┌──

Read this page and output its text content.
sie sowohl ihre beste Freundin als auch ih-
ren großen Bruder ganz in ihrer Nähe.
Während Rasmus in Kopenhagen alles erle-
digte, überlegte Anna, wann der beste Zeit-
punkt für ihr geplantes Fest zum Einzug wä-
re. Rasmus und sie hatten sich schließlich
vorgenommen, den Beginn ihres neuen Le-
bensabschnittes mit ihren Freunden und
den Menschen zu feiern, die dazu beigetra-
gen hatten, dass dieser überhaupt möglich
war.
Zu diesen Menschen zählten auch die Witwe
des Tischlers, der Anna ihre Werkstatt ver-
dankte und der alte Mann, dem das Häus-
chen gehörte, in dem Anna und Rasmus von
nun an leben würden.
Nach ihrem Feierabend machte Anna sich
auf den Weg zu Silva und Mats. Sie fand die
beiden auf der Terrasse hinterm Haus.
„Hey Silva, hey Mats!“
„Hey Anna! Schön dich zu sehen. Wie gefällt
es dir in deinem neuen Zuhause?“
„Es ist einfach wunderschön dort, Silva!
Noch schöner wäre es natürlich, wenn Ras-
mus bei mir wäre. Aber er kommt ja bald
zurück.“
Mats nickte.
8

└──

**GOAL OF THE EXERCISE**
The complete listing must be printed again exactly as given.

**TASK SOLUTION**
Read this page and output its text content.
sie sowohl ihre beste Freundin als auch ih-
ren großen Bruder ganz in ihrer Nähe.
Während Rasmus in Kopenhagen alles erle-
digte, überlegte Anna, wann der beste Zeit-
punkt für ihr geplantes Fest zum Einzug wä-
re. Rasmus und sie hatten sich schließlich
vorgenommen, den Beginn ihres neuen Le-
bensabschnittes mit ihren Freunden und
den Menschen zu feiern, die dazu beigetra-
gen hatten, dass dieser überhaupt möglich
war.
Zu diesen Menschen zählten auch die Witwe
des Tischlers, der Anna ihre Werkstatt ver-
dankte und der alte Mann, dem das Häus-
chen gehörte, in dem Anna und Rasmus von
nun an leben würden.
Nach ihrem Feierabend machte Anna sich
auf den Weg zu Silva und Mats. Sie fand die
beiden auf der Terrasse hinterm Haus.
„Hey Silva, hey Mats!“
„Hey Anna! Schön dich zu sehen. Wie gefällt
es dir in deinem neuen Zuhause?“
„Es ist einfach wunderschön dort, Silva!
Noch schöner wäre es natürlich, wenn Ras-
mus bei mir wäre. Aber er kommt ja bald
zurück.“
Mats nickte.
8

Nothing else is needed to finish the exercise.